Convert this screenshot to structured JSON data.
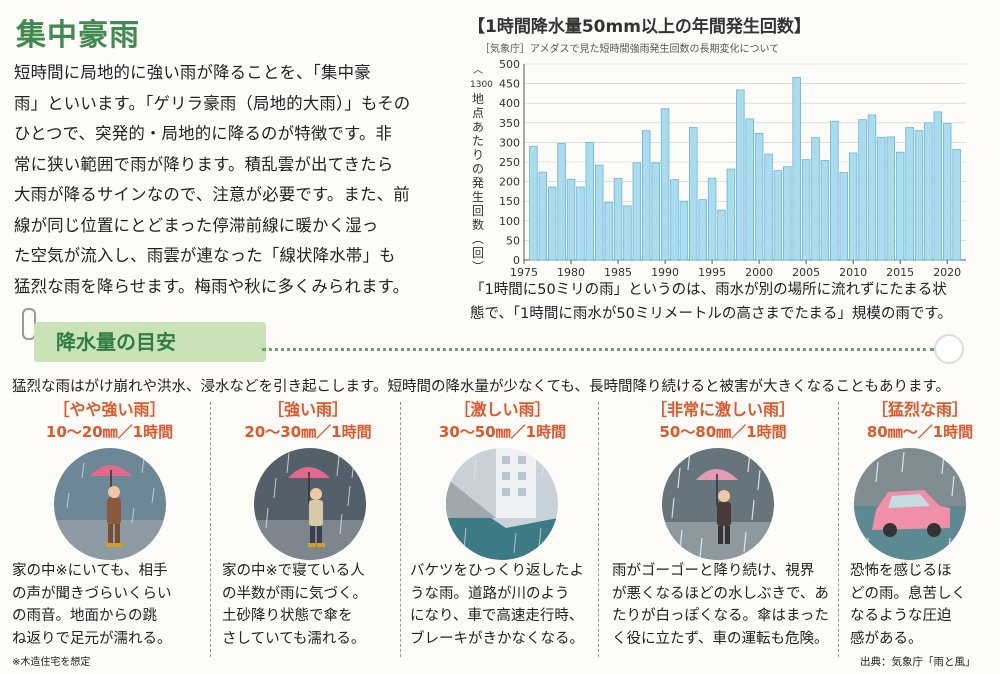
{
  "title": "集中豪雨",
  "intro": [
    "短時間に局地的に強い雨が降ることを、「集中豪",
    "雨」といいます。「ゲリラ豪雨（局地的大雨）」もその",
    "ひとつで、突発的・局地的に降るのが特徴です。非",
    "常に狭い範囲で雨が降ります。積乱雲が出てきたら",
    "大雨が降るサインなので、注意が必要です。また、前",
    "線が同じ位置にとどまった停滞前線に暖かく湿っ",
    "た空気が流入し、雨雲が連なった「線状降水帯」も",
    "猛烈な雨を降らせます。梅雨や秋に多くみられます。"
  ],
  "chart_title": "【1時間降水量50mm以上の年間発生回数】",
  "chart_source": "［気象庁］アメダスで見た短時間強雨発生回数の長期変化について",
  "chart_ylabel": "︿1300地点あたりの発生回数︵回︶",
  "chart_ytop": "1300",
  "chart_data": {
    "type": "bar",
    "years": [
      1976,
      1977,
      1978,
      1979,
      1980,
      1981,
      1982,
      1983,
      1984,
      1985,
      1986,
      1987,
      1988,
      1989,
      1990,
      1991,
      1992,
      1993,
      1994,
      1995,
      1996,
      1997,
      1998,
      1999,
      2000,
      2001,
      2002,
      2003,
      2004,
      2005,
      2006,
      2007,
      2008,
      2009,
      2010,
      2011,
      2012,
      2013,
      2014,
      2015,
      2016,
      2017,
      2018,
      2019,
      2020,
      2021
    ],
    "values": [
      290,
      224,
      186,
      297,
      206,
      186,
      300,
      242,
      147,
      208,
      138,
      248,
      330,
      248,
      386,
      205,
      150,
      338,
      154,
      209,
      127,
      232,
      434,
      360,
      323,
      270,
      228,
      238,
      466,
      256,
      312,
      254,
      354,
      223,
      273,
      358,
      370,
      313,
      314,
      275,
      338,
      330,
      350,
      378,
      348,
      282
    ],
    "xticks": [
      "1975",
      "1980",
      "1985",
      "1990",
      "1995",
      "2000",
      "2005",
      "2010",
      "2015",
      "2020"
    ],
    "yticks": [
      "0",
      "50",
      "100",
      "150",
      "200",
      "250",
      "300",
      "350",
      "400",
      "450",
      "500"
    ],
    "ylim": [
      0,
      500
    ],
    "xlim": [
      1975,
      2022
    ],
    "bar_color": "#a9dcef",
    "bar_border": "#6fb6d4"
  },
  "note": [
    "「1時間に50ミリの雨」というのは、雨水が別の場所に流れずにたまる状",
    "態で、「1時間に雨水が50ミリメートルの高さまでたまる」規模の雨です。"
  ],
  "guide_title": "降水量の目安",
  "guide_desc": "猛烈な雨はがけ崩れや洪水、浸水などを引き起こします。短時間の降水量が少なくても、長時間降り続けると被害が大きくなることもあります。",
  "panels": [
    {
      "head": "［やや強い雨］",
      "range": "10〜20㎜／1時間",
      "desc": [
        "家の中※にいても、相手",
        "の声が聞きづらいくらい",
        "の雨音。地面からの跳",
        "ね返りで足元が濡れる。"
      ]
    },
    {
      "head": "［強い雨］",
      "range": "20〜30㎜／1時間",
      "desc": [
        "家の中※で寝ている人",
        "の半数が雨に気づく。",
        "土砂降り状態で傘を",
        "さしていても濡れる。"
      ]
    },
    {
      "head": "［激しい雨］",
      "range": "30〜50㎜／1時間",
      "desc": [
        "バケツをひっくり返したよ",
        "うな雨。道路が川のよう",
        "になり、車で高速走行時、",
        "ブレーキがきかなくなる。"
      ]
    },
    {
      "head": "［非常に激しい雨］",
      "range": "50〜80㎜／1時間",
      "desc": [
        "雨がゴーゴーと降り続け、視界",
        "が悪くなるほどの水しぶきで、あ",
        "たりが白っぽくなる。傘はまった",
        "く役に立たず、車の運転も危険。"
      ]
    },
    {
      "head": "［猛烈な雨］",
      "range": "80㎜〜／1時間",
      "desc": [
        "恐怖を感じるほ",
        "どの雨。息苦しく",
        "なるような圧迫",
        "感がある。"
      ]
    }
  ],
  "footnote": "※木造住宅を想定",
  "credit": "出典：気象庁「雨と風」",
  "colors": {
    "accent_green": "#3f8a4e",
    "accent_orange": "#e0572a",
    "guide_bg": "#c9e3b6"
  }
}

§ §

§ **Written exercise**: Every record must be copied exactly, with the pictures left out.

§ **Solved problem**:
Convert this screenshot to structured JSON data.
{
  "title": "集中豪雨",
  "intro": [
    "短時間に局地的に強い雨が降ることを、「集中豪",
    "雨」といいます。「ゲリラ豪雨（局地的大雨）」もその",
    "ひとつで、突発的・局地的に降るのが特徴です。非",
    "常に狭い範囲で雨が降ります。積乱雲が出てきたら",
    "大雨が降るサインなので、注意が必要です。また、前",
    "線が同じ位置にとどまった停滞前線に暖かく湿っ",
    "た空気が流入し、雨雲が連なった「線状降水帯」も",
    "猛烈な雨を降らせます。梅雨や秋に多くみられます。"
  ],
  "chart_title": "【1時間降水量50mm以上の年間発生回数】",
  "chart_source": "［気象庁］アメダスで見た短時間強雨発生回数の長期変化について",
  "chart_ylabel": "︿1300地点あたりの発生回数︵回︶",
  "chart_ytop": "1300",
  "chart_data": {
    "type": "bar",
    "years": [
      1976,
      1977,
      1978,
      1979,
      1980,
      1981,
      1982,
      1983,
      1984,
      1985,
      1986,
      1987,
      1988,
      1989,
      1990,
      1991,
      1992,
      1993,
      1994,
      1995,
      1996,
      1997,
      1998,
      1999,
      2000,
      2001,
      2002,
      2003,
      2004,
      2005,
      2006,
      2007,
      2008,
      2009,
      2010,
      2011,
      2012,
      2013,
      2014,
      2015,
      2016,
      2017,
      2018,
      2019,
      2020,
      2021
    ],
    "values": [
      290,
      224,
      186,
      297,
      206,
      186,
      300,
      242,
      147,
      208,
      138,
      248,
      330,
      248,
      386,
      205,
      150,
      338,
      154,
      209,
      127,
      232,
      434,
      360,
      323,
      270,
      228,
      238,
      466,
      256,
      312,
      254,
      354,
      223,
      273,
      358,
      370,
      313,
      314,
      275,
      338,
      330,
      350,
      378,
      348,
      282
    ],
    "xticks": [
      "1975",
      "1980",
      "1985",
      "1990",
      "1995",
      "2000",
      "2005",
      "2010",
      "2015",
      "2020"
    ],
    "yticks": [
      "0",
      "50",
      "100",
      "150",
      "200",
      "250",
      "300",
      "350",
      "400",
      "450",
      "500"
    ],
    "ylim": [
      0,
      500
    ],
    "xlim": [
      1975,
      2022
    ],
    "bar_color": "#a9dcef",
    "bar_border": "#6fb6d4"
  },
  "note": [
    "「1時間に50ミリの雨」というのは、雨水が別の場所に流れずにたまる状",
    "態で、「1時間に雨水が50ミリメートルの高さまでたまる」規模の雨です。"
  ],
  "guide_title": "降水量の目安",
  "guide_desc": "猛烈な雨はがけ崩れや洪水、浸水などを引き起こします。短時間の降水量が少なくても、長時間降り続けると被害が大きくなることもあります。",
  "panels": [
    {
      "head": "［やや強い雨］",
      "range": "10〜20㎜／1時間",
      "desc": [
        "家の中※にいても、相手",
        "の声が聞きづらいくらい",
        "の雨音。地面からの跳",
        "ね返りで足元が濡れる。"
      ]
    },
    {
      "head": "［強い雨］",
      "range": "20〜30㎜／1時間",
      "desc": [
        "家の中※で寝ている人",
        "の半数が雨に気づく。",
        "土砂降り状態で傘を",
        "さしていても濡れる。"
      ]
    },
    {
      "head": "［激しい雨］",
      "range": "30〜50㎜／1時間",
      "desc": [
        "バケツをひっくり返したよ",
        "うな雨。道路が川のよう",
        "になり、車で高速走行時、",
        "ブレーキがきかなくなる。"
      ]
    },
    {
      "head": "［非常に激しい雨］",
      "range": "50〜80㎜／1時間",
      "desc": [
        "雨がゴーゴーと降り続け、視界",
        "が悪くなるほどの水しぶきで、あ",
        "たりが白っぽくなる。傘はまった",
        "く役に立たず、車の運転も危険。"
      ]
    },
    {
      "head": "［猛烈な雨］",
      "range": "80㎜〜／1時間",
      "desc": [
        "恐怖を感じるほ",
        "どの雨。息苦しく",
        "なるような圧迫",
        "感がある。"
      ]
    }
  ],
  "footnote": "※木造住宅を想定",
  "credit": "出典：気象庁「雨と風」",
  "colors": {
    "accent_green": "#3f8a4e",
    "accent_orange": "#e0572a",
    "guide_bg": "#c9e3b6"
  }
}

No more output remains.